▶ **Given task**: Reproduce each line exactly.

<<<<

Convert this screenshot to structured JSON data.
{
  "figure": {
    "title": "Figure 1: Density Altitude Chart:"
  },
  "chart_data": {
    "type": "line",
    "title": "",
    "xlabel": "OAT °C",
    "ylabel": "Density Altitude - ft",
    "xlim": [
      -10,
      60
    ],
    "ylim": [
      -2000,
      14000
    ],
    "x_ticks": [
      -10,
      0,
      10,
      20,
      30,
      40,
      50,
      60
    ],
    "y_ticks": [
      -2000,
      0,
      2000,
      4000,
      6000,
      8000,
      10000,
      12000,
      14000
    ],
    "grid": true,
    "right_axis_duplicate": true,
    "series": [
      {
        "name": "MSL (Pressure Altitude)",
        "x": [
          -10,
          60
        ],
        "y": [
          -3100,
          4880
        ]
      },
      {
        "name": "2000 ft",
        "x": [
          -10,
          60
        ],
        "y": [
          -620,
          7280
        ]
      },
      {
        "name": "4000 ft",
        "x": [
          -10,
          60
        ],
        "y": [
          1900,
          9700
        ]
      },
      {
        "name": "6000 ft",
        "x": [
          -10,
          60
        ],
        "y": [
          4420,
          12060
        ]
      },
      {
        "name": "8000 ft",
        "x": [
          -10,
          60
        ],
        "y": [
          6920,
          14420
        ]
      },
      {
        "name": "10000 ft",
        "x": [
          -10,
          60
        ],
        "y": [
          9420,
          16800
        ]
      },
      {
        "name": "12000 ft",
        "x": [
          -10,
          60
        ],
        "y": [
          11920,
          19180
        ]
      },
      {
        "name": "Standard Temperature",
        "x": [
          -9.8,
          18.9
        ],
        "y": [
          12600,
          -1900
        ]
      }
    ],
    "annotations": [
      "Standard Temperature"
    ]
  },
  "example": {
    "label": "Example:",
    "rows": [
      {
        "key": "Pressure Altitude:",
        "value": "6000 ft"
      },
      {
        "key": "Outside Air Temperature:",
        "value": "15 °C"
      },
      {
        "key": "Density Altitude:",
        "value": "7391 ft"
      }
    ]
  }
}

>>>>

▶ **Solution for this exercise**:
Convert this screenshot to structured JSON data.
{
  "figure": {
    "title": "Figure 1: Density Altitude Chart:"
  },
  "chart_data": {
    "type": "line",
    "title": "",
    "xlabel": "OAT °C",
    "ylabel": "Density Altitude - ft",
    "xlim": [
      -10,
      60
    ],
    "ylim": [
      -2000,
      14000
    ],
    "x_ticks": [
      -10,
      0,
      10,
      20,
      30,
      40,
      50,
      60
    ],
    "y_ticks": [
      -2000,
      0,
      2000,
      4000,
      6000,
      8000,
      10000,
      12000,
      14000
    ],
    "grid": true,
    "right_axis_duplicate": true,
    "series": [
      {
        "name": "MSL (Pressure Altitude)",
        "x": [
          -10,
          60
        ],
        "y": [
          -3100,
          4880
        ]
      },
      {
        "name": "2000 ft",
        "x": [
          -10,
          60
        ],
        "y": [
          -620,
          7280
        ]
      },
      {
        "name": "4000 ft",
        "x": [
          -10,
          60
        ],
        "y": [
          1900,
          9700
        ]
      },
      {
        "name": "6000 ft",
        "x": [
          -10,
          60
        ],
        "y": [
          4420,
          12060
        ]
      },
      {
        "name": "8000 ft",
        "x": [
          -10,
          60
        ],
        "y": [
          6920,
          14420
        ]
      },
      {
        "name": "10000 ft",
        "x": [
          -10,
          60
        ],
        "y": [
          9420,
          16800
        ]
      },
      {
        "name": "12000 ft",
        "x": [
          -10,
          60
        ],
        "y": [
          11920,
          19180
        ]
      },
      {
        "name": "Standard Temperature",
        "x": [
          -9.8,
          18.9
        ],
        "y": [
          12600,
          -1900
        ]
      }
    ],
    "annotations": [
      "Standard Temperature"
    ]
  },
  "example": {
    "label": "Example:",
    "rows": [
      {
        "key": "Pressure Altitude:",
        "value": "6000 ft"
      },
      {
        "key": "Outside Air Temperature:",
        "value": "15 °C"
      },
      {
        "key": "Density Altitude:",
        "value": "7391 ft"
      }
    ]
  }
}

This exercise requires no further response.